**Data items**
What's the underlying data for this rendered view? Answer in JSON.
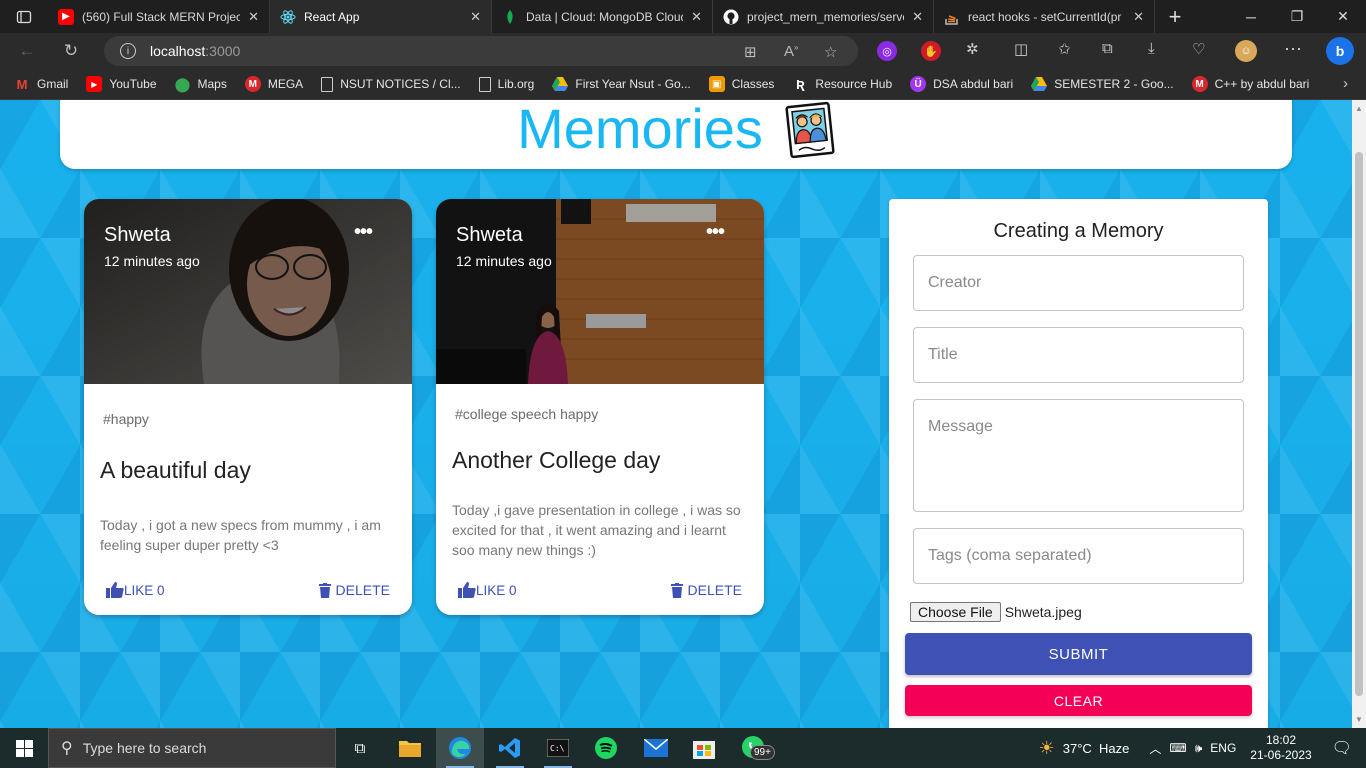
{
  "browser": {
    "tabs": [
      {
        "title": "(560) Full Stack MERN Project",
        "icon": "youtube-icon",
        "color": "#ff0000",
        "active": false
      },
      {
        "title": "React App",
        "icon": "react-icon",
        "color": "#61dafb",
        "active": true
      },
      {
        "title": "Data | Cloud: MongoDB Cloud",
        "icon": "mongodb-leaf-icon",
        "color": "#13aa52",
        "active": false
      },
      {
        "title": "project_mern_memories/serve",
        "icon": "github-icon",
        "color": "#ffffff",
        "active": false
      },
      {
        "title": "react hooks - setCurrentId(pr",
        "icon": "stackoverflow-icon",
        "color": "#f48024",
        "active": false
      }
    ],
    "url_host": "localhost",
    "url_port": ":3000",
    "bookmarks": [
      {
        "label": "Gmail",
        "icon": "gmail-icon",
        "color": "#ea4335"
      },
      {
        "label": "YouTube",
        "icon": "youtube-icon",
        "color": "#ff0000"
      },
      {
        "label": "Maps",
        "icon": "maps-pin-icon",
        "color": "#34a853"
      },
      {
        "label": "MEGA",
        "icon": "mega-icon",
        "color": "#d9272e"
      },
      {
        "label": "NSUT NOTICES / Cl...",
        "icon": "page-icon",
        "color": "#cccccc"
      },
      {
        "label": "Lib.org",
        "icon": "page-icon",
        "color": "#cccccc"
      },
      {
        "label": "First Year Nsut - Go...",
        "icon": "drive-icon",
        "color": "#fbbc04"
      },
      {
        "label": "Classes",
        "icon": "classroom-icon",
        "color": "#f29900"
      },
      {
        "label": "Resource Hub",
        "icon": "resourcehub-icon",
        "color": "#ffffff"
      },
      {
        "label": "DSA abdul bari",
        "icon": "udemy-icon",
        "color": "#a435f0"
      },
      {
        "label": "SEMESTER 2 - Goo...",
        "icon": "drive-icon",
        "color": "#fbbc04"
      },
      {
        "label": "C++ by abdul bari",
        "icon": "mega-icon",
        "color": "#d9272e"
      }
    ]
  },
  "app": {
    "title": "Memories",
    "accent": "#1ab7f5",
    "posts": [
      {
        "creator": "Shweta",
        "time": "12 minutes ago",
        "tags": "#happy",
        "title": "A beautiful day",
        "message": "Today , i got a new specs from mummy , i am feeling super duper pretty <3",
        "like_label": "LIKE 0",
        "delete_label": "DELETE"
      },
      {
        "creator": "Shweta",
        "time": "12 minutes ago",
        "tags": "#college speech happy",
        "title": "Another College day",
        "message": "Today ,i gave presentation in college , i was so excited for that , it went amazing and i learnt soo many new things :)",
        "like_label": "LIKE 0",
        "delete_label": "DELETE"
      }
    ],
    "form": {
      "heading": "Creating a Memory",
      "creator_placeholder": "Creator",
      "title_placeholder": "Title",
      "message_placeholder": "Message",
      "tags_placeholder": "Tags (coma separated)",
      "choose_file_label": "Choose File",
      "file_name": "Shweta.jpeg",
      "submit_label": "SUBMIT",
      "clear_label": "CLEAR",
      "submit_color": "#3f51b5",
      "clear_color": "#f50057"
    }
  },
  "taskbar": {
    "search_placeholder": "Type here to search",
    "weather": "37°C  Haze",
    "language": "ENG",
    "time": "18:02",
    "date": "21-06-2023",
    "whatsapp_badge": "99+"
  }
}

**Instructions to follow**
Your job is to transcribe the entries above exactly; skip the pictures.

**Task result**
What's the underlying data for this rendered view? Answer in JSON.
{
  "browser": {
    "tabs": [
      {
        "title": "(560) Full Stack MERN Project",
        "icon": "youtube-icon",
        "color": "#ff0000",
        "active": false
      },
      {
        "title": "React App",
        "icon": "react-icon",
        "color": "#61dafb",
        "active": true
      },
      {
        "title": "Data | Cloud: MongoDB Cloud",
        "icon": "mongodb-leaf-icon",
        "color": "#13aa52",
        "active": false
      },
      {
        "title": "project_mern_memories/serve",
        "icon": "github-icon",
        "color": "#ffffff",
        "active": false
      },
      {
        "title": "react hooks - setCurrentId(pr",
        "icon": "stackoverflow-icon",
        "color": "#f48024",
        "active": false
      }
    ],
    "url_host": "localhost",
    "url_port": ":3000",
    "bookmarks": [
      {
        "label": "Gmail",
        "icon": "gmail-icon",
        "color": "#ea4335"
      },
      {
        "label": "YouTube",
        "icon": "youtube-icon",
        "color": "#ff0000"
      },
      {
        "label": "Maps",
        "icon": "maps-pin-icon",
        "color": "#34a853"
      },
      {
        "label": "MEGA",
        "icon": "mega-icon",
        "color": "#d9272e"
      },
      {
        "label": "NSUT NOTICES / Cl...",
        "icon": "page-icon",
        "color": "#cccccc"
      },
      {
        "label": "Lib.org",
        "icon": "page-icon",
        "color": "#cccccc"
      },
      {
        "label": "First Year Nsut - Go...",
        "icon": "drive-icon",
        "color": "#fbbc04"
      },
      {
        "label": "Classes",
        "icon": "classroom-icon",
        "color": "#f29900"
      },
      {
        "label": "Resource Hub",
        "icon": "resourcehub-icon",
        "color": "#ffffff"
      },
      {
        "label": "DSA abdul bari",
        "icon": "udemy-icon",
        "color": "#a435f0"
      },
      {
        "label": "SEMESTER 2 - Goo...",
        "icon": "drive-icon",
        "color": "#fbbc04"
      },
      {
        "label": "C++ by abdul bari",
        "icon": "mega-icon",
        "color": "#d9272e"
      }
    ]
  },
  "app": {
    "title": "Memories",
    "accent": "#1ab7f5",
    "posts": [
      {
        "creator": "Shweta",
        "time": "12 minutes ago",
        "tags": "#happy",
        "title": "A beautiful day",
        "message": "Today , i got a new specs from mummy , i am feeling super duper pretty <3",
        "like_label": "LIKE 0",
        "delete_label": "DELETE"
      },
      {
        "creator": "Shweta",
        "time": "12 minutes ago",
        "tags": "#college speech happy",
        "title": "Another College day",
        "message": "Today ,i gave presentation in college , i was so excited for that , it went amazing and i learnt soo many new things :)",
        "like_label": "LIKE 0",
        "delete_label": "DELETE"
      }
    ],
    "form": {
      "heading": "Creating a Memory",
      "creator_placeholder": "Creator",
      "title_placeholder": "Title",
      "message_placeholder": "Message",
      "tags_placeholder": "Tags (coma separated)",
      "choose_file_label": "Choose File",
      "file_name": "Shweta.jpeg",
      "submit_label": "SUBMIT",
      "clear_label": "CLEAR",
      "submit_color": "#3f51b5",
      "clear_color": "#f50057"
    }
  },
  "taskbar": {
    "search_placeholder": "Type here to search",
    "weather": "37°C  Haze",
    "language": "ENG",
    "time": "18:02",
    "date": "21-06-2023",
    "whatsapp_badge": "99+"
  }
}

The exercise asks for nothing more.